Every line of the records below should be restated exactly.

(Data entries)

-------------------------

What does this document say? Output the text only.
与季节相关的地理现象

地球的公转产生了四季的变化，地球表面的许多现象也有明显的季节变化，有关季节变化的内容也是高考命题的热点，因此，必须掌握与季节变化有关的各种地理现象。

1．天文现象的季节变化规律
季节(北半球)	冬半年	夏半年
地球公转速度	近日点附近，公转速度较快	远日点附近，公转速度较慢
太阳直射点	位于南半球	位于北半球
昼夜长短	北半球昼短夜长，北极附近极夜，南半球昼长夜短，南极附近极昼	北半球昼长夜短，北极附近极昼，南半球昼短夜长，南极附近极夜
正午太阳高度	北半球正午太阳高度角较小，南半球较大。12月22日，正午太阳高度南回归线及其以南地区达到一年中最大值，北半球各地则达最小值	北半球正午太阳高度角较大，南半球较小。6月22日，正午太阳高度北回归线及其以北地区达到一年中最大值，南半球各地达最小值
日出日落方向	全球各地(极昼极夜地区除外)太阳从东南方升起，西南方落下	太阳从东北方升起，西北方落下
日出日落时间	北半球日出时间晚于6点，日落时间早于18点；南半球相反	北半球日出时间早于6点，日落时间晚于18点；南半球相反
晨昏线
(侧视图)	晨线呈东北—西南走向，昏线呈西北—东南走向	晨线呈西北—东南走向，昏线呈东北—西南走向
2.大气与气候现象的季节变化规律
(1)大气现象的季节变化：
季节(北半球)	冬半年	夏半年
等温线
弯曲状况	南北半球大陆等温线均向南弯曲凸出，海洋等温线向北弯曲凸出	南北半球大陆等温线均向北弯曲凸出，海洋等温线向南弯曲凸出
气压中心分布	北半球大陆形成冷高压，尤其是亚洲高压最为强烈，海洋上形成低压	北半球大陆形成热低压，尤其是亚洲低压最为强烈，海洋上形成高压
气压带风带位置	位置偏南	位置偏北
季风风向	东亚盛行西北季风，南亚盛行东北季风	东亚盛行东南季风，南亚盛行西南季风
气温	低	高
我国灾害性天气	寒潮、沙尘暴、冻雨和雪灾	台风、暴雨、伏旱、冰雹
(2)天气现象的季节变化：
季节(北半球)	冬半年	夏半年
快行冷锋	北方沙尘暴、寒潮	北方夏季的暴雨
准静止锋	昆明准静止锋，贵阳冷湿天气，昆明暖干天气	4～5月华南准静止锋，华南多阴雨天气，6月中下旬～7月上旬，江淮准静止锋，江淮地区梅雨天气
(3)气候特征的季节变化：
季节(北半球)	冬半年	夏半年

-------------------------

## THE SOLUTION
What does this document say? Output the text only.
与季节相关的地理现象

地球的公转产生了四季的变化，地球表面的许多现象也有明显的季节变化，有关季节变化的内容也是高考命题的热点，因此，必须掌握与季节变化有关的各种地理现象。

1．天文现象的季节变化规律
季节(北半球)	冬半年	夏半年
地球公转速度	近日点附近，公转速度较快	远日点附近，公转速度较慢
太阳直射点	位于南半球	位于北半球
昼夜长短	北半球昼短夜长，北极附近极夜，南半球昼长夜短，南极附近极昼	北半球昼长夜短，北极附近极昼，南半球昼短夜长，南极附近极夜
正午太阳高度	北半球正午太阳高度角较小，南半球较大。12月22日，正午太阳高度南回归线及其以南地区达到一年中最大值，北半球各地则达最小值	北半球正午太阳高度角较大，南半球较小。6月22日，正午太阳高度北回归线及其以北地区达到一年中最大值，南半球各地达最小值
日出日落方向	全球各地(极昼极夜地区除外)太阳从东南方升起，西南方落下	太阳从东北方升起，西北方落下
日出日落时间	北半球日出时间晚于6点，日落时间早于18点；南半球相反	北半球日出时间早于6点，日落时间晚于18点；南半球相反
晨昏线
(侧视图)	晨线呈东北—西南走向，昏线呈西北—东南走向	晨线呈西北—东南走向，昏线呈东北—西南走向
2.大气与气候现象的季节变化规律
(1)大气现象的季节变化：
季节(北半球)	冬半年	夏半年
等温线
弯曲状况	南北半球大陆等温线均向南弯曲凸出，海洋等温线向北弯曲凸出	南北半球大陆等温线均向北弯曲凸出，海洋等温线向南弯曲凸出
气压中心分布	北半球大陆形成冷高压，尤其是亚洲高压最为强烈，海洋上形成低压	北半球大陆形成热低压，尤其是亚洲低压最为强烈，海洋上形成高压
气压带风带位置	位置偏南	位置偏北
季风风向	东亚盛行西北季风，南亚盛行东北季风	东亚盛行东南季风，南亚盛行西南季风
气温	低	高
我国灾害性天气	寒潮、沙尘暴、冻雨和雪灾	台风、暴雨、伏旱、冰雹
(2)天气现象的季节变化：
季节(北半球)	冬半年	夏半年
快行冷锋	北方沙尘暴、寒潮	北方夏季的暴雨
准静止锋	昆明准静止锋，贵阳冷湿天气，昆明暖干天气	4～5月华南准静止锋，华南多阴雨天气，6月中下旬～7月上旬，江淮准静止锋，江淮地区梅雨天气
(3)气候特征的季节变化：
季节(北半球)	冬半年	夏半年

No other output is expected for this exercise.